● Information provided
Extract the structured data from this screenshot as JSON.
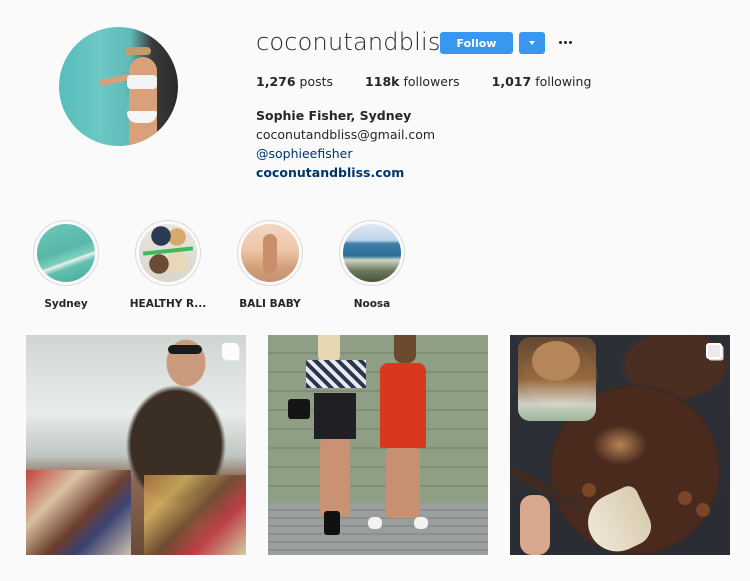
{
  "profile": {
    "username": "coconutandbliss",
    "follow_label": "Follow",
    "dropdown_icon": "caret-down-icon",
    "more_icon": "ellipsis-icon",
    "avatar_alt": "profile-picture",
    "stats": {
      "posts_count": "1,276",
      "posts_label": "posts",
      "followers_count": "118k",
      "followers_label": "followers",
      "following_count": "1,017",
      "following_label": "following"
    },
    "bio": {
      "name": "Sophie Fisher, Sydney",
      "email": "coconutandbliss@gmail.com",
      "mention": "@sophieefisher",
      "website": "coconutandbliss.com"
    }
  },
  "highlights": [
    {
      "label": "Sydney"
    },
    {
      "label": "HEALTHY R..."
    },
    {
      "label": "BALI BABY"
    },
    {
      "label": "Noosa"
    }
  ],
  "posts": [
    {
      "description": "woman with sunglasses at grazing platters",
      "multi_icon": "carousel-icon"
    },
    {
      "description": "two women standing against green wall",
      "multi_icon": null
    },
    {
      "description": "chocolate smoothie bowl with banana and hazelnuts",
      "multi_icon": "carousel-icon"
    }
  ],
  "colors": {
    "accent": "#3897f0",
    "background": "#fafafa",
    "text": "#262626",
    "link": "#003569"
  }
}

● Direction
Transcribe the whole listing exactly. Pictures are excluded.

● Task solution
Extract the structured data from this screenshot as JSON.
{
  "profile": {
    "username": "coconutandbliss",
    "follow_label": "Follow",
    "dropdown_icon": "caret-down-icon",
    "more_icon": "ellipsis-icon",
    "avatar_alt": "profile-picture",
    "stats": {
      "posts_count": "1,276",
      "posts_label": "posts",
      "followers_count": "118k",
      "followers_label": "followers",
      "following_count": "1,017",
      "following_label": "following"
    },
    "bio": {
      "name": "Sophie Fisher, Sydney",
      "email": "coconutandbliss@gmail.com",
      "mention": "@sophieefisher",
      "website": "coconutandbliss.com"
    }
  },
  "highlights": [
    {
      "label": "Sydney"
    },
    {
      "label": "HEALTHY R..."
    },
    {
      "label": "BALI BABY"
    },
    {
      "label": "Noosa"
    }
  ],
  "posts": [
    {
      "description": "woman with sunglasses at grazing platters",
      "multi_icon": "carousel-icon"
    },
    {
      "description": "two women standing against green wall",
      "multi_icon": null
    },
    {
      "description": "chocolate smoothie bowl with banana and hazelnuts",
      "multi_icon": "carousel-icon"
    }
  ],
  "colors": {
    "accent": "#3897f0",
    "background": "#fafafa",
    "text": "#262626",
    "link": "#003569"
  }
}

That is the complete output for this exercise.